Given problem ▸ Your answer is a single number: how many lines hold the word "Processing"?

Record extracts ▸

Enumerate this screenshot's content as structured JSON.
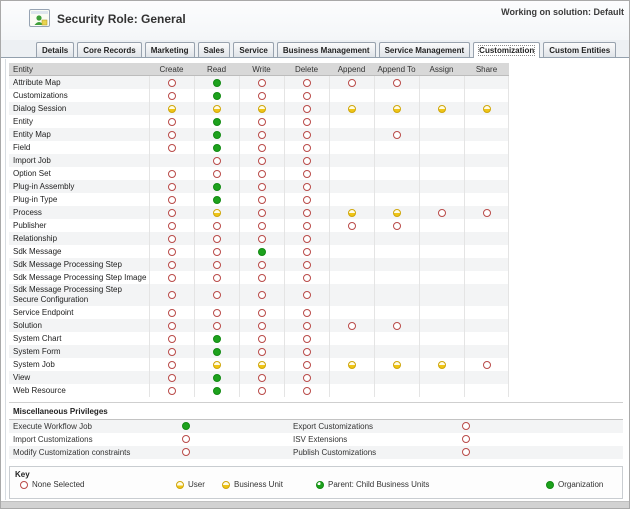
{
  "window": {
    "title": "Security Role: General",
    "working_on": "Working on solution: Default"
  },
  "tabs": [
    {
      "label": "Details",
      "selected": false
    },
    {
      "label": "Core Records",
      "selected": false
    },
    {
      "label": "Marketing",
      "selected": false
    },
    {
      "label": "Sales",
      "selected": false
    },
    {
      "label": "Service",
      "selected": false
    },
    {
      "label": "Business Management",
      "selected": false
    },
    {
      "label": "Service Management",
      "selected": false
    },
    {
      "label": "Customization",
      "selected": true
    },
    {
      "label": "Custom Entities",
      "selected": false
    }
  ],
  "grid": {
    "columns": [
      "Entity",
      "Create",
      "Read",
      "Write",
      "Delete",
      "Append",
      "Append To",
      "Assign",
      "Share"
    ],
    "rows": [
      {
        "entity": "Attribute Map",
        "cells": [
          "none",
          "org",
          "none",
          "none",
          "none",
          "none",
          "",
          ""
        ]
      },
      {
        "entity": "Customizations",
        "cells": [
          "none",
          "org",
          "none",
          "none",
          "",
          "",
          "",
          ""
        ]
      },
      {
        "entity": "Dialog Session",
        "cells": [
          "bu",
          "bu",
          "bu",
          "none",
          "bu",
          "bu",
          "bu",
          "bu"
        ]
      },
      {
        "entity": "Entity",
        "cells": [
          "none",
          "org",
          "none",
          "none",
          "",
          "",
          "",
          ""
        ]
      },
      {
        "entity": "Entity Map",
        "cells": [
          "none",
          "org",
          "none",
          "none",
          "",
          "none",
          "",
          ""
        ]
      },
      {
        "entity": "Field",
        "cells": [
          "none",
          "org",
          "none",
          "none",
          "",
          "",
          "",
          ""
        ]
      },
      {
        "entity": "Import Job",
        "cells": [
          "",
          "none",
          "none",
          "none",
          "",
          "",
          "",
          ""
        ]
      },
      {
        "entity": "Option Set",
        "cells": [
          "none",
          "none",
          "none",
          "none",
          "",
          "",
          "",
          ""
        ]
      },
      {
        "entity": "Plug-in Assembly",
        "cells": [
          "none",
          "org",
          "none",
          "none",
          "",
          "",
          "",
          ""
        ]
      },
      {
        "entity": "Plug-in Type",
        "cells": [
          "none",
          "org",
          "none",
          "none",
          "",
          "",
          "",
          ""
        ]
      },
      {
        "entity": "Process",
        "cells": [
          "none",
          "bu",
          "none",
          "none",
          "bu",
          "bu",
          "none",
          "none"
        ]
      },
      {
        "entity": "Publisher",
        "cells": [
          "none",
          "none",
          "none",
          "none",
          "none",
          "none",
          "",
          ""
        ]
      },
      {
        "entity": "Relationship",
        "cells": [
          "none",
          "none",
          "none",
          "none",
          "",
          "",
          "",
          ""
        ]
      },
      {
        "entity": "Sdk Message",
        "cells": [
          "none",
          "none",
          "org",
          "none",
          "",
          "",
          "",
          ""
        ]
      },
      {
        "entity": "Sdk Message Processing Step",
        "cells": [
          "none",
          "none",
          "none",
          "none",
          "",
          "",
          "",
          ""
        ]
      },
      {
        "entity": "Sdk Message Processing Step Image",
        "cells": [
          "none",
          "none",
          "none",
          "none",
          "",
          "",
          "",
          ""
        ]
      },
      {
        "entity": "Sdk Message Processing Step Secure Configuration",
        "cells": [
          "none",
          "none",
          "none",
          "none",
          "",
          "",
          "",
          ""
        ]
      },
      {
        "entity": "Service Endpoint",
        "cells": [
          "none",
          "none",
          "none",
          "none",
          "",
          "",
          "",
          ""
        ]
      },
      {
        "entity": "Solution",
        "cells": [
          "none",
          "none",
          "none",
          "none",
          "none",
          "none",
          "",
          ""
        ]
      },
      {
        "entity": "System Chart",
        "cells": [
          "none",
          "org",
          "none",
          "none",
          "",
          "",
          "",
          ""
        ]
      },
      {
        "entity": "System Form",
        "cells": [
          "none",
          "org",
          "none",
          "none",
          "",
          "",
          "",
          ""
        ]
      },
      {
        "entity": "System Job",
        "cells": [
          "none",
          "bu",
          "bu",
          "none",
          "bu",
          "bu",
          "bu",
          "none"
        ]
      },
      {
        "entity": "View",
        "cells": [
          "none",
          "org",
          "none",
          "none",
          "",
          "",
          "",
          ""
        ]
      },
      {
        "entity": "Web Resource",
        "cells": [
          "none",
          "org",
          "none",
          "none",
          "",
          "",
          "",
          ""
        ]
      }
    ]
  },
  "misc": {
    "title": "Miscellaneous Privileges",
    "left": [
      {
        "label": "Execute Workflow Job",
        "level": "org"
      },
      {
        "label": "Import Customizations",
        "level": "none"
      },
      {
        "label": "Modify Customization constraints",
        "level": "none"
      }
    ],
    "right": [
      {
        "label": "Export Customizations",
        "level": "none"
      },
      {
        "label": "ISV Extensions",
        "level": "none"
      },
      {
        "label": "Publish Customizations",
        "level": "none"
      }
    ]
  },
  "key": {
    "title": "Key",
    "items": [
      {
        "label": "None Selected",
        "level": "none"
      },
      {
        "label": "User",
        "level": "user"
      },
      {
        "label": "Business Unit",
        "level": "bu"
      },
      {
        "label": "Parent: Child Business Units",
        "level": "parent"
      },
      {
        "label": "Organization",
        "level": "org"
      }
    ]
  },
  "icons": {
    "app_icon": "security-role-icon"
  },
  "colors": {
    "none_selected": "#b94a48",
    "user_business_unit": "#f0c515",
    "organization": "#1da21d",
    "header_bg": "#d8d8d8"
  }
}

Answer in full ▸ 3